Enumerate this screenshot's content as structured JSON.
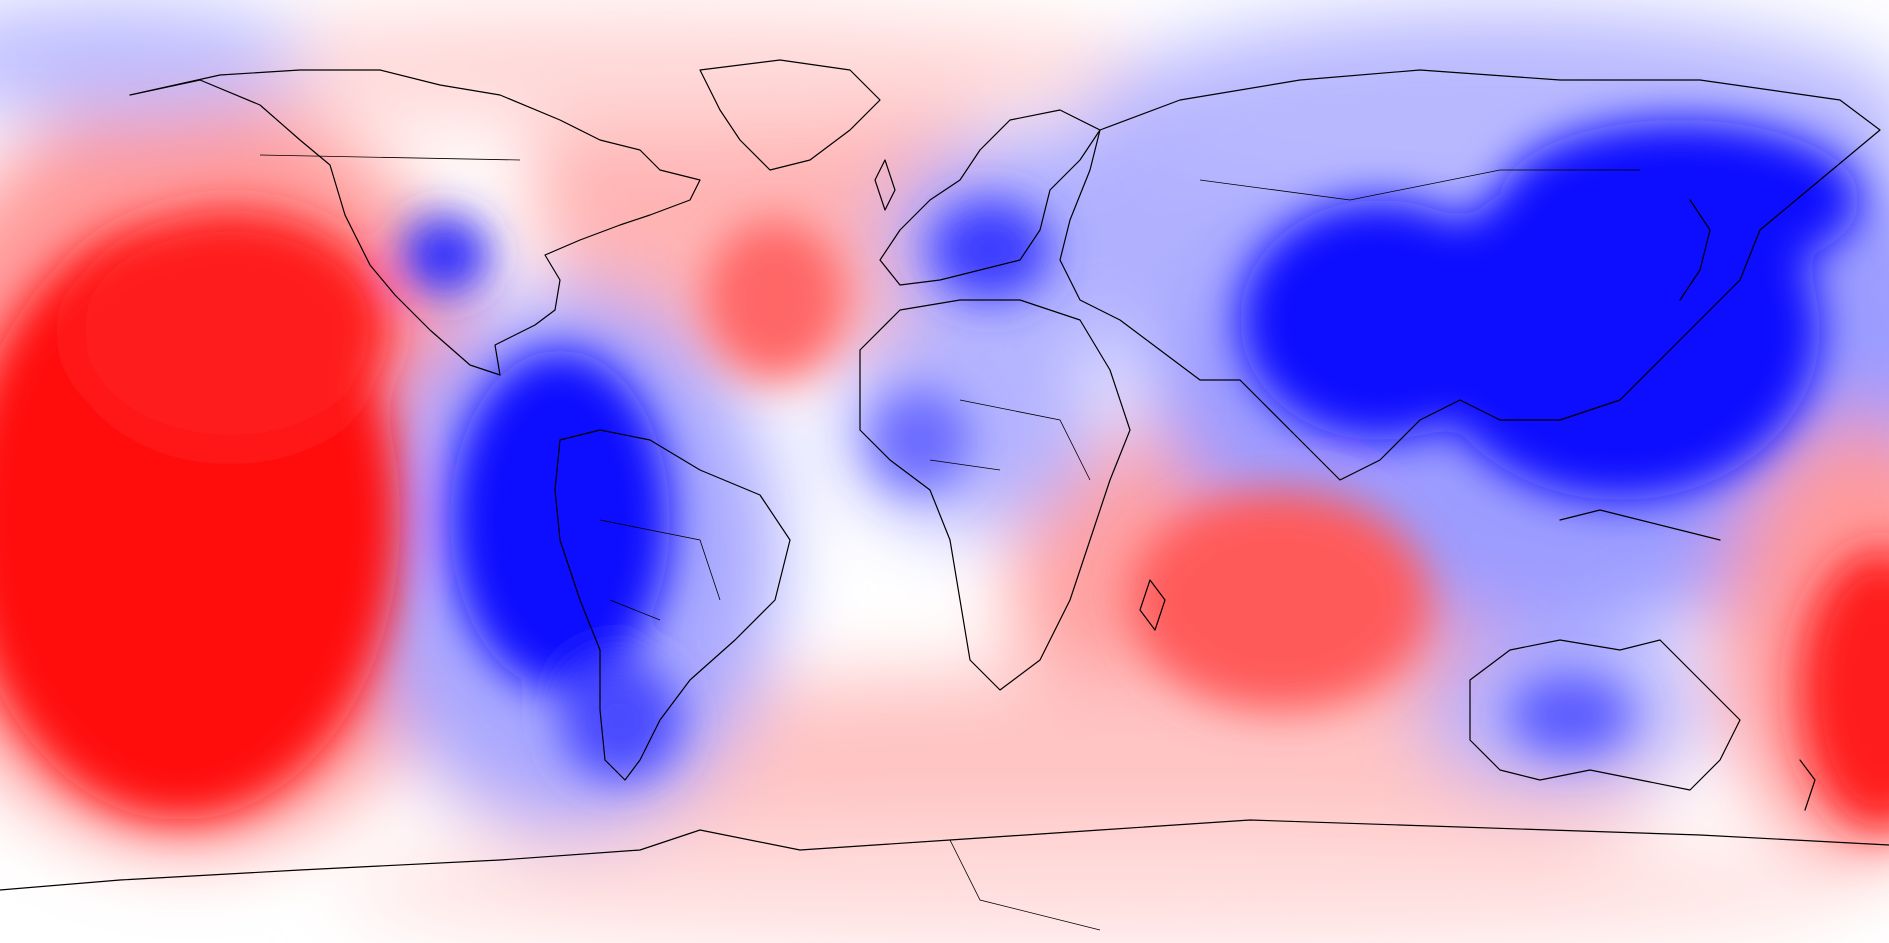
{
  "map": {
    "projection": "equirectangular",
    "field_colors": {
      "background": "#ffffff",
      "strong_positive": "#ff1010",
      "positive": "#ff7a7a",
      "weak_positive": "#ffd6d6",
      "neutral": "#ffffff",
      "weak_negative": "#d6d6ff",
      "negative": "#7a7aff",
      "strong_negative": "#0a0aff",
      "coastline": "#000000"
    }
  }
}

————————

CHALLENGE:
Please set down each line of the data above exactly as written, without the pictures.

EXERCISE ANSWER:
Enumerate this screenshot's content as structured JSON.
{
  "map": {
    "projection": "equirectangular",
    "field_colors": {
      "background": "#ffffff",
      "strong_positive": "#ff1010",
      "positive": "#ff7a7a",
      "weak_positive": "#ffd6d6",
      "neutral": "#ffffff",
      "weak_negative": "#d6d6ff",
      "negative": "#7a7aff",
      "strong_negative": "#0a0aff",
      "coastline": "#000000"
    }
  }
}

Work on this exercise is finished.